+++ Dataset excerpts

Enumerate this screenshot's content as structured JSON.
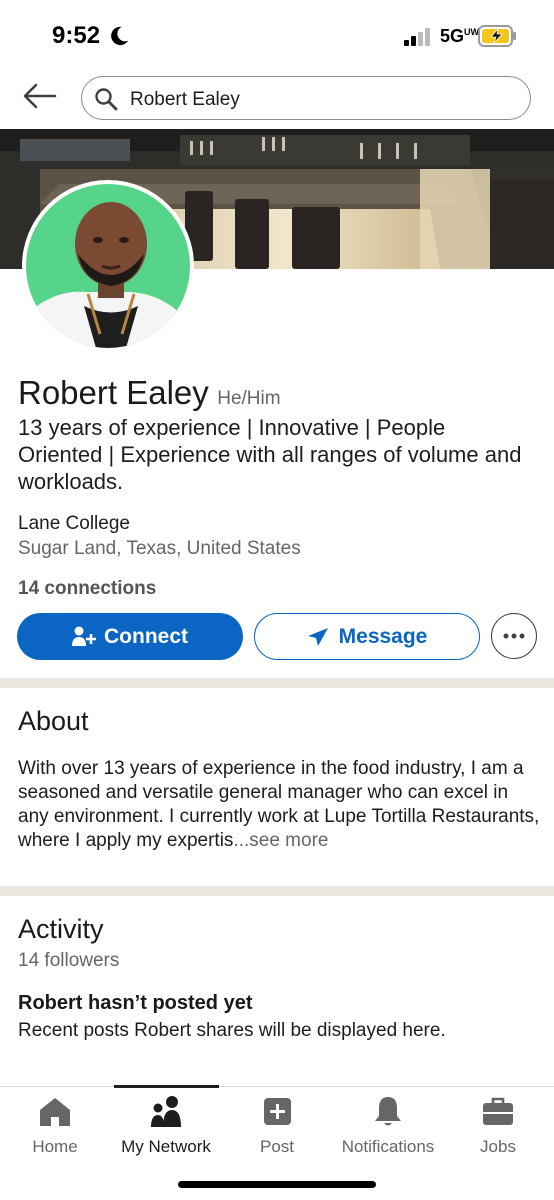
{
  "status_bar": {
    "time": "9:52",
    "network": "5G",
    "network_sub": "UW"
  },
  "search": {
    "query": "Robert Ealey"
  },
  "profile": {
    "name": "Robert Ealey",
    "pronouns": "He/Him",
    "headline": "13 years of experience | Innovative | People Oriented | Experience with all ranges of volume and workloads.",
    "school": "Lane College",
    "location": "Sugar Land, Texas, United States",
    "connections": "14 connections"
  },
  "actions": {
    "connect": "Connect",
    "message": "Message"
  },
  "about": {
    "title": "About",
    "text": "With over 13  years of experience in the food industry, I am a seasoned and versatile general manager who can excel in any environment. I currently work at Lupe Tortilla Restaurants, where I apply my expertis",
    "see_more": "...see more"
  },
  "activity": {
    "title": "Activity",
    "followers": "14 followers",
    "empty_title": "Robert hasn’t posted yet",
    "empty_sub": "Recent posts Robert shares will be displayed here."
  },
  "nav": {
    "items": [
      {
        "label": "Home",
        "icon": "home-icon"
      },
      {
        "label": "My Network",
        "icon": "network-icon"
      },
      {
        "label": "Post",
        "icon": "post-icon"
      },
      {
        "label": "Notifications",
        "icon": "bell-icon"
      },
      {
        "label": "Jobs",
        "icon": "briefcase-icon"
      }
    ],
    "active": "My Network"
  },
  "colors": {
    "brand_blue": "#0a66c2",
    "avatar_bg": "#56d489",
    "divider": "#e9e5df"
  }
}
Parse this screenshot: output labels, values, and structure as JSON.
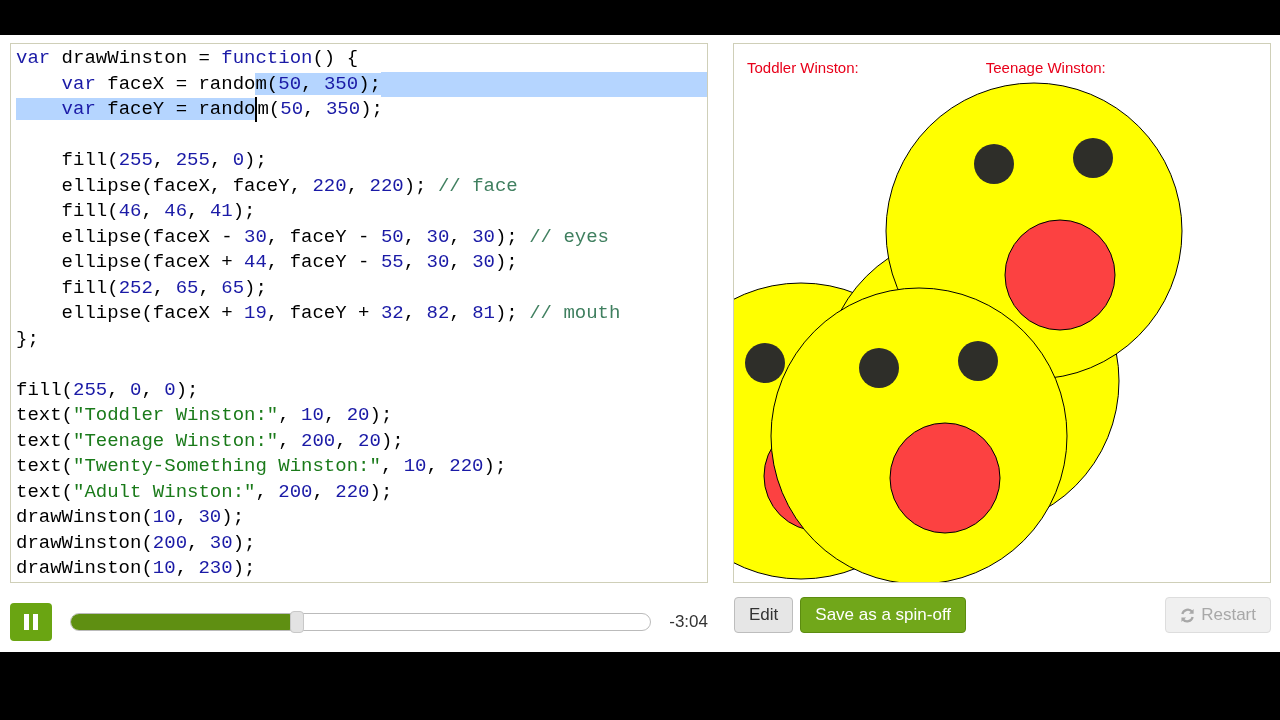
{
  "editor": {
    "lines": [
      {
        "kind": "code",
        "tokens": [
          {
            "t": "var",
            "kind": "keyword"
          },
          {
            "t": " drawWinston = ",
            "kind": "plain"
          },
          {
            "t": "function",
            "kind": "keyword"
          },
          {
            "t": "() {",
            "kind": "plain"
          }
        ]
      },
      {
        "kind": "code",
        "selection_to_eol": true,
        "tokens": [
          {
            "t": "    var",
            "kind": "keyword",
            "selected": false
          },
          {
            "t": " faceX = rando",
            "kind": "plain",
            "selected": false
          },
          {
            "t": "m(",
            "kind": "plain",
            "selected": true
          },
          {
            "t": "50",
            "kind": "number",
            "selected": true
          },
          {
            "t": ", ",
            "kind": "plain",
            "selected": true
          },
          {
            "t": "350",
            "kind": "number",
            "selected": true
          },
          {
            "t": ");",
            "kind": "plain",
            "selected": true
          }
        ]
      },
      {
        "kind": "code",
        "tokens": [
          {
            "t": "    var",
            "kind": "keyword",
            "selected": true
          },
          {
            "t": " faceY = rando",
            "kind": "plain",
            "selected": true,
            "caret": true
          },
          {
            "t": "m(",
            "kind": "plain",
            "selected": false
          },
          {
            "t": "50",
            "kind": "number",
            "selected": false
          },
          {
            "t": ", ",
            "kind": "plain",
            "selected": false
          },
          {
            "t": "350",
            "kind": "number",
            "selected": false
          },
          {
            "t": ");",
            "kind": "plain",
            "selected": false
          }
        ]
      },
      {
        "kind": "blank"
      },
      {
        "kind": "code",
        "tokens": [
          {
            "t": "    fill(",
            "kind": "plain"
          },
          {
            "t": "255",
            "kind": "number"
          },
          {
            "t": ", ",
            "kind": "plain"
          },
          {
            "t": "255",
            "kind": "number"
          },
          {
            "t": ", ",
            "kind": "plain"
          },
          {
            "t": "0",
            "kind": "number"
          },
          {
            "t": ");",
            "kind": "plain"
          }
        ]
      },
      {
        "kind": "code",
        "tokens": [
          {
            "t": "    ellipse(faceX, faceY, ",
            "kind": "plain"
          },
          {
            "t": "220",
            "kind": "number"
          },
          {
            "t": ", ",
            "kind": "plain"
          },
          {
            "t": "220",
            "kind": "number"
          },
          {
            "t": "); ",
            "kind": "plain"
          },
          {
            "t": "// face",
            "kind": "comment"
          }
        ]
      },
      {
        "kind": "code",
        "tokens": [
          {
            "t": "    fill(",
            "kind": "plain"
          },
          {
            "t": "46",
            "kind": "number"
          },
          {
            "t": ", ",
            "kind": "plain"
          },
          {
            "t": "46",
            "kind": "number"
          },
          {
            "t": ", ",
            "kind": "plain"
          },
          {
            "t": "41",
            "kind": "number"
          },
          {
            "t": ");",
            "kind": "plain"
          }
        ]
      },
      {
        "kind": "code",
        "tokens": [
          {
            "t": "    ellipse(faceX - ",
            "kind": "plain"
          },
          {
            "t": "30",
            "kind": "number"
          },
          {
            "t": ", faceY - ",
            "kind": "plain"
          },
          {
            "t": "50",
            "kind": "number"
          },
          {
            "t": ", ",
            "kind": "plain"
          },
          {
            "t": "30",
            "kind": "number"
          },
          {
            "t": ", ",
            "kind": "plain"
          },
          {
            "t": "30",
            "kind": "number"
          },
          {
            "t": "); ",
            "kind": "plain"
          },
          {
            "t": "// eyes",
            "kind": "comment"
          }
        ]
      },
      {
        "kind": "code",
        "tokens": [
          {
            "t": "    ellipse(faceX + ",
            "kind": "plain"
          },
          {
            "t": "44",
            "kind": "number"
          },
          {
            "t": ", faceY - ",
            "kind": "plain"
          },
          {
            "t": "55",
            "kind": "number"
          },
          {
            "t": ", ",
            "kind": "plain"
          },
          {
            "t": "30",
            "kind": "number"
          },
          {
            "t": ", ",
            "kind": "plain"
          },
          {
            "t": "30",
            "kind": "number"
          },
          {
            "t": ");",
            "kind": "plain"
          }
        ]
      },
      {
        "kind": "code",
        "tokens": [
          {
            "t": "    fill(",
            "kind": "plain"
          },
          {
            "t": "252",
            "kind": "number"
          },
          {
            "t": ", ",
            "kind": "plain"
          },
          {
            "t": "65",
            "kind": "number"
          },
          {
            "t": ", ",
            "kind": "plain"
          },
          {
            "t": "65",
            "kind": "number"
          },
          {
            "t": ");",
            "kind": "plain"
          }
        ]
      },
      {
        "kind": "code",
        "tokens": [
          {
            "t": "    ellipse(faceX + ",
            "kind": "plain"
          },
          {
            "t": "19",
            "kind": "number"
          },
          {
            "t": ", faceY + ",
            "kind": "plain"
          },
          {
            "t": "32",
            "kind": "number"
          },
          {
            "t": ", ",
            "kind": "plain"
          },
          {
            "t": "82",
            "kind": "number"
          },
          {
            "t": ", ",
            "kind": "plain"
          },
          {
            "t": "81",
            "kind": "number"
          },
          {
            "t": "); ",
            "kind": "plain"
          },
          {
            "t": "// mouth",
            "kind": "comment"
          }
        ]
      },
      {
        "kind": "code",
        "tokens": [
          {
            "t": "};",
            "kind": "plain"
          }
        ]
      },
      {
        "kind": "blank"
      },
      {
        "kind": "code",
        "tokens": [
          {
            "t": "fill(",
            "kind": "plain"
          },
          {
            "t": "255",
            "kind": "number"
          },
          {
            "t": ", ",
            "kind": "plain"
          },
          {
            "t": "0",
            "kind": "number"
          },
          {
            "t": ", ",
            "kind": "plain"
          },
          {
            "t": "0",
            "kind": "number"
          },
          {
            "t": ");",
            "kind": "plain"
          }
        ]
      },
      {
        "kind": "code",
        "tokens": [
          {
            "t": "text(",
            "kind": "plain"
          },
          {
            "t": "\"Toddler Winston:\"",
            "kind": "string"
          },
          {
            "t": ", ",
            "kind": "plain"
          },
          {
            "t": "10",
            "kind": "number"
          },
          {
            "t": ", ",
            "kind": "plain"
          },
          {
            "t": "20",
            "kind": "number"
          },
          {
            "t": ");",
            "kind": "plain"
          }
        ]
      },
      {
        "kind": "code",
        "tokens": [
          {
            "t": "text(",
            "kind": "plain"
          },
          {
            "t": "\"Teenage Winston:\"",
            "kind": "string"
          },
          {
            "t": ", ",
            "kind": "plain"
          },
          {
            "t": "200",
            "kind": "number"
          },
          {
            "t": ", ",
            "kind": "plain"
          },
          {
            "t": "20",
            "kind": "number"
          },
          {
            "t": ");",
            "kind": "plain"
          }
        ]
      },
      {
        "kind": "code",
        "tokens": [
          {
            "t": "text(",
            "kind": "plain"
          },
          {
            "t": "\"Twenty-Something Winston:\"",
            "kind": "string"
          },
          {
            "t": ", ",
            "kind": "plain"
          },
          {
            "t": "10",
            "kind": "number"
          },
          {
            "t": ", ",
            "kind": "plain"
          },
          {
            "t": "220",
            "kind": "number"
          },
          {
            "t": ");",
            "kind": "plain"
          }
        ]
      },
      {
        "kind": "code",
        "tokens": [
          {
            "t": "text(",
            "kind": "plain"
          },
          {
            "t": "\"Adult Winston:\"",
            "kind": "string"
          },
          {
            "t": ", ",
            "kind": "plain"
          },
          {
            "t": "200",
            "kind": "number"
          },
          {
            "t": ", ",
            "kind": "plain"
          },
          {
            "t": "220",
            "kind": "number"
          },
          {
            "t": ");",
            "kind": "plain"
          }
        ]
      },
      {
        "kind": "code",
        "tokens": [
          {
            "t": "drawWinston(",
            "kind": "plain"
          },
          {
            "t": "10",
            "kind": "number"
          },
          {
            "t": ", ",
            "kind": "plain"
          },
          {
            "t": "30",
            "kind": "number"
          },
          {
            "t": ");",
            "kind": "plain"
          }
        ]
      },
      {
        "kind": "code",
        "tokens": [
          {
            "t": "drawWinston(",
            "kind": "plain"
          },
          {
            "t": "200",
            "kind": "number"
          },
          {
            "t": ", ",
            "kind": "plain"
          },
          {
            "t": "30",
            "kind": "number"
          },
          {
            "t": ");",
            "kind": "plain"
          }
        ]
      },
      {
        "kind": "code",
        "tokens": [
          {
            "t": "drawWinston(",
            "kind": "plain"
          },
          {
            "t": "10",
            "kind": "number"
          },
          {
            "t": ", ",
            "kind": "plain"
          },
          {
            "t": "230",
            "kind": "number"
          },
          {
            "t": ");",
            "kind": "plain"
          }
        ]
      }
    ]
  },
  "canvas": {
    "labels": [
      "Toddler Winston:",
      "Teenage Winston:"
    ]
  },
  "player": {
    "playing": true,
    "level": 0.39,
    "time": "-3:04"
  },
  "buttons": [
    {
      "label": "Edit",
      "kind": "plain",
      "disabled": false
    },
    {
      "label": "Save as a spin-off",
      "kind": "primary",
      "disabled": false
    },
    {
      "label": "Restart",
      "kind": "restart",
      "disabled": true
    }
  ]
}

++++++

> Required work
Above are some records. Report the number of their lines that include "icon", and add nothing else.

> Answer for this exercise
5